### WHAT TO WORK ON
Pictures do not belong in the copy. Return all of the entries exactly.

### INPUT
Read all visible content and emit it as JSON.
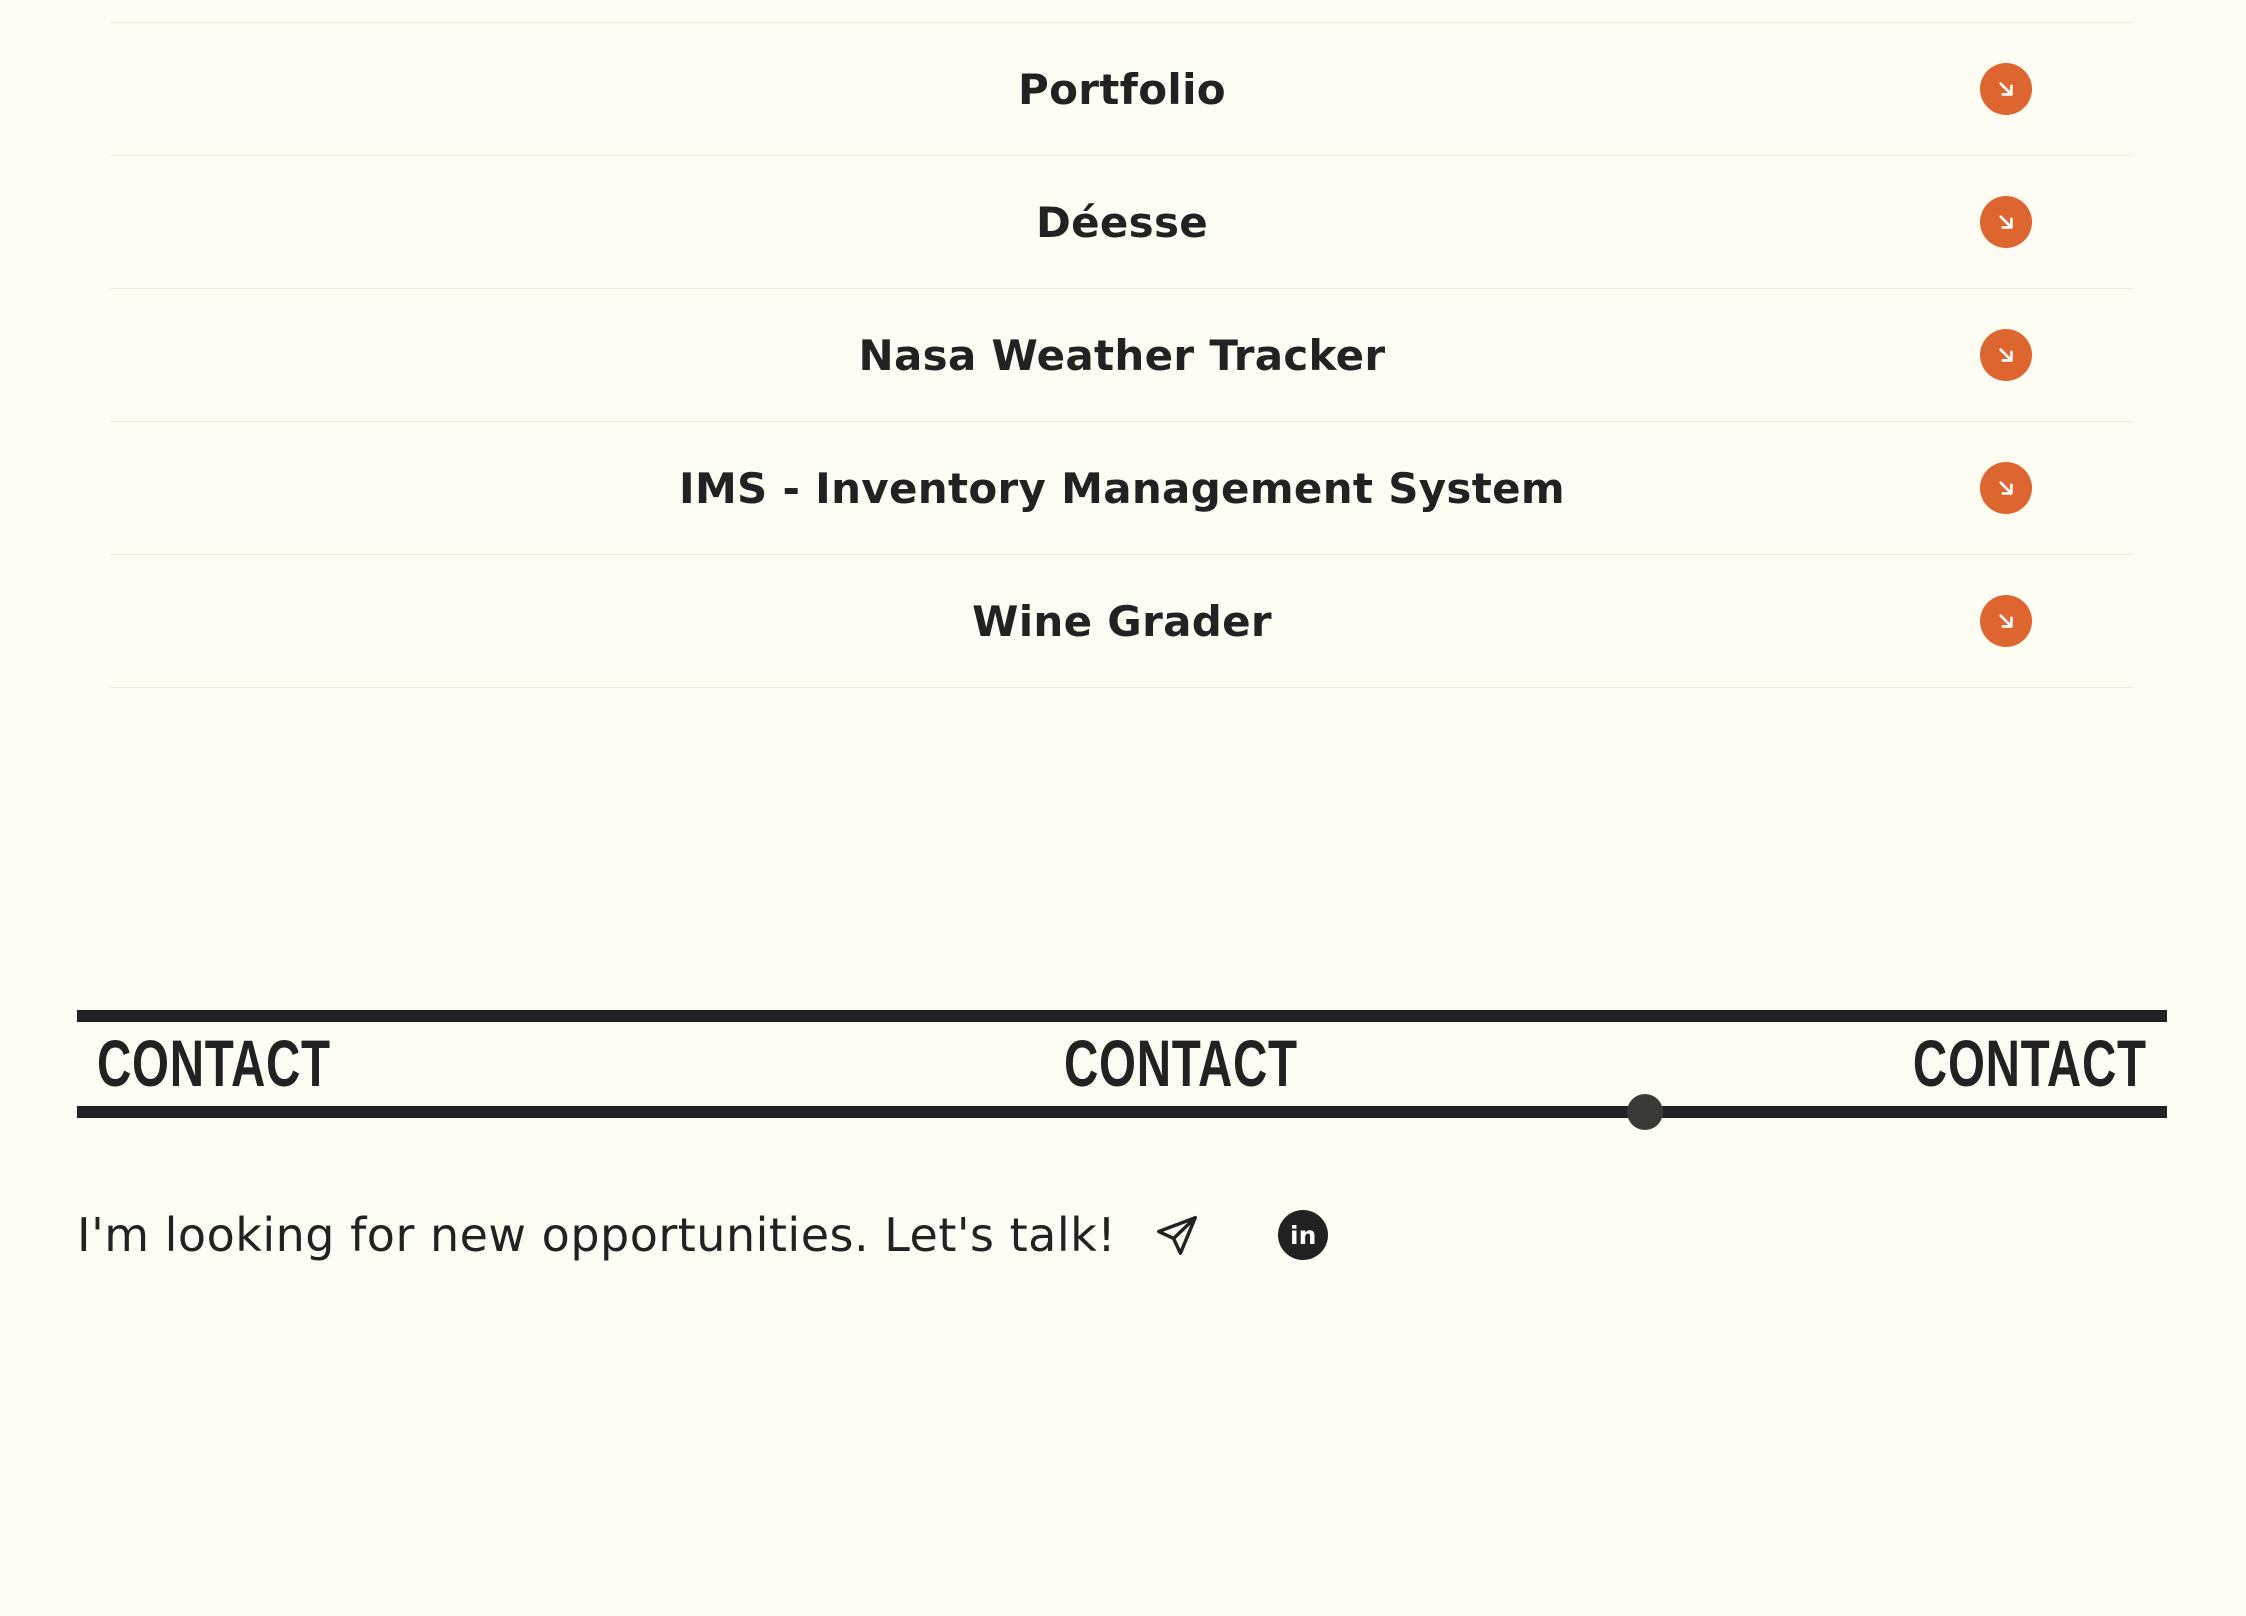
{
  "projects": {
    "items": [
      {
        "title": "Portfolio",
        "icon": "arrow-down-right-icon"
      },
      {
        "title": "Déesse",
        "icon": "arrow-down-right-icon"
      },
      {
        "title": "Nasa Weather Tracker",
        "icon": "arrow-down-right-icon"
      },
      {
        "title": "IMS - Inventory Management System",
        "icon": "arrow-down-right-icon"
      },
      {
        "title": "Wine Grader",
        "icon": "arrow-down-right-icon"
      }
    ]
  },
  "contact_band": {
    "words": [
      "CONTACT",
      "CONTACT",
      "CONTACT"
    ]
  },
  "contact": {
    "message": "I'm looking for new opportunities. Let's talk!",
    "send_icon": "paper-plane-icon",
    "linkedin_label": "in",
    "linkedin_icon": "linkedin-icon"
  },
  "colors": {
    "background": "#fefcf3",
    "text": "#222222",
    "accent": "#dc6530",
    "divider": "#ece9de"
  }
}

### WRITTEN ANSWER
Read all visible content and emit it as JSON.
{
  "projects": {
    "items": [
      {
        "title": "Portfolio",
        "icon": "arrow-down-right-icon"
      },
      {
        "title": "Déesse",
        "icon": "arrow-down-right-icon"
      },
      {
        "title": "Nasa Weather Tracker",
        "icon": "arrow-down-right-icon"
      },
      {
        "title": "IMS - Inventory Management System",
        "icon": "arrow-down-right-icon"
      },
      {
        "title": "Wine Grader",
        "icon": "arrow-down-right-icon"
      }
    ]
  },
  "contact_band": {
    "words": [
      "CONTACT",
      "CONTACT",
      "CONTACT"
    ]
  },
  "contact": {
    "message": "I'm looking for new opportunities. Let's talk!",
    "send_icon": "paper-plane-icon",
    "linkedin_label": "in",
    "linkedin_icon": "linkedin-icon"
  },
  "colors": {
    "background": "#fefcf3",
    "text": "#222222",
    "accent": "#dc6530",
    "divider": "#ece9de"
  }
}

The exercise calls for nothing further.